>> START EXERCISE MATERIAL
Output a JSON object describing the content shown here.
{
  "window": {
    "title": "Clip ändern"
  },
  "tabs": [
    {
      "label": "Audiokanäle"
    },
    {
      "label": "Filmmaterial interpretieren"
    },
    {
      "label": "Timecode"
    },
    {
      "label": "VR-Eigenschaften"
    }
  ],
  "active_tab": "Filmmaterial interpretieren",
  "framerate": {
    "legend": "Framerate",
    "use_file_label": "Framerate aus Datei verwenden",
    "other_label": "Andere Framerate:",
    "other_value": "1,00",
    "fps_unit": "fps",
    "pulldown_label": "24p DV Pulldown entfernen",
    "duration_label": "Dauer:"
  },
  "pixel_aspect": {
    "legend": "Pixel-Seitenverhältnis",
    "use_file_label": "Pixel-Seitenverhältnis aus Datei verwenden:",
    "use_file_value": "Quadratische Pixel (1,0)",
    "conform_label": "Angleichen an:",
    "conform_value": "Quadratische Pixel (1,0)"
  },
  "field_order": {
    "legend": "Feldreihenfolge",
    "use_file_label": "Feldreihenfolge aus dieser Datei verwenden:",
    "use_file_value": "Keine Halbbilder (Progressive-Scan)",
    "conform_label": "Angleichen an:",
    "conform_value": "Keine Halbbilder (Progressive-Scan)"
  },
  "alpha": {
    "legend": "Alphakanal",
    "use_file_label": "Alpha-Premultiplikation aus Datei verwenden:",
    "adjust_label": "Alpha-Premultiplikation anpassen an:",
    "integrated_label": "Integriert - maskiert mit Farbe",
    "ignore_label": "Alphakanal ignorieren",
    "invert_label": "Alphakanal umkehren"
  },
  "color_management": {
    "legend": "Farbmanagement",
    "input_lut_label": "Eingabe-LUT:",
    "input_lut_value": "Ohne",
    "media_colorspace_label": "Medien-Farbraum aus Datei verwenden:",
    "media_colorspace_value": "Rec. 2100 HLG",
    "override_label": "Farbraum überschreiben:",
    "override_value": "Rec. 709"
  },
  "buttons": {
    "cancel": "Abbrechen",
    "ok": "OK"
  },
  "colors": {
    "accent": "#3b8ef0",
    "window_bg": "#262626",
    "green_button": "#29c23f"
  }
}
>> END EXERCISE MATERIAL
SET EXERCISE: Using the data above, output each line exactly.

PROBLEM SOLUTION:
Output a JSON object describing the content shown here.
{
  "window": {
    "title": "Clip ändern"
  },
  "tabs": [
    {
      "label": "Audiokanäle"
    },
    {
      "label": "Filmmaterial interpretieren"
    },
    {
      "label": "Timecode"
    },
    {
      "label": "VR-Eigenschaften"
    }
  ],
  "active_tab": "Filmmaterial interpretieren",
  "framerate": {
    "legend": "Framerate",
    "use_file_label": "Framerate aus Datei verwenden",
    "other_label": "Andere Framerate:",
    "other_value": "1,00",
    "fps_unit": "fps",
    "pulldown_label": "24p DV Pulldown entfernen",
    "duration_label": "Dauer:"
  },
  "pixel_aspect": {
    "legend": "Pixel-Seitenverhältnis",
    "use_file_label": "Pixel-Seitenverhältnis aus Datei verwenden:",
    "use_file_value": "Quadratische Pixel (1,0)",
    "conform_label": "Angleichen an:",
    "conform_value": "Quadratische Pixel (1,0)"
  },
  "field_order": {
    "legend": "Feldreihenfolge",
    "use_file_label": "Feldreihenfolge aus dieser Datei verwenden:",
    "use_file_value": "Keine Halbbilder (Progressive-Scan)",
    "conform_label": "Angleichen an:",
    "conform_value": "Keine Halbbilder (Progressive-Scan)"
  },
  "alpha": {
    "legend": "Alphakanal",
    "use_file_label": "Alpha-Premultiplikation aus Datei verwenden:",
    "adjust_label": "Alpha-Premultiplikation anpassen an:",
    "integrated_label": "Integriert - maskiert mit Farbe",
    "ignore_label": "Alphakanal ignorieren",
    "invert_label": "Alphakanal umkehren"
  },
  "color_management": {
    "legend": "Farbmanagement",
    "input_lut_label": "Eingabe-LUT:",
    "input_lut_value": "Ohne",
    "media_colorspace_label": "Medien-Farbraum aus Datei verwenden:",
    "media_colorspace_value": "Rec. 2100 HLG",
    "override_label": "Farbraum überschreiben:",
    "override_value": "Rec. 709"
  },
  "buttons": {
    "cancel": "Abbrechen",
    "ok": "OK"
  },
  "colors": {
    "accent": "#3b8ef0",
    "window_bg": "#262626",
    "green_button": "#29c23f"
  }
}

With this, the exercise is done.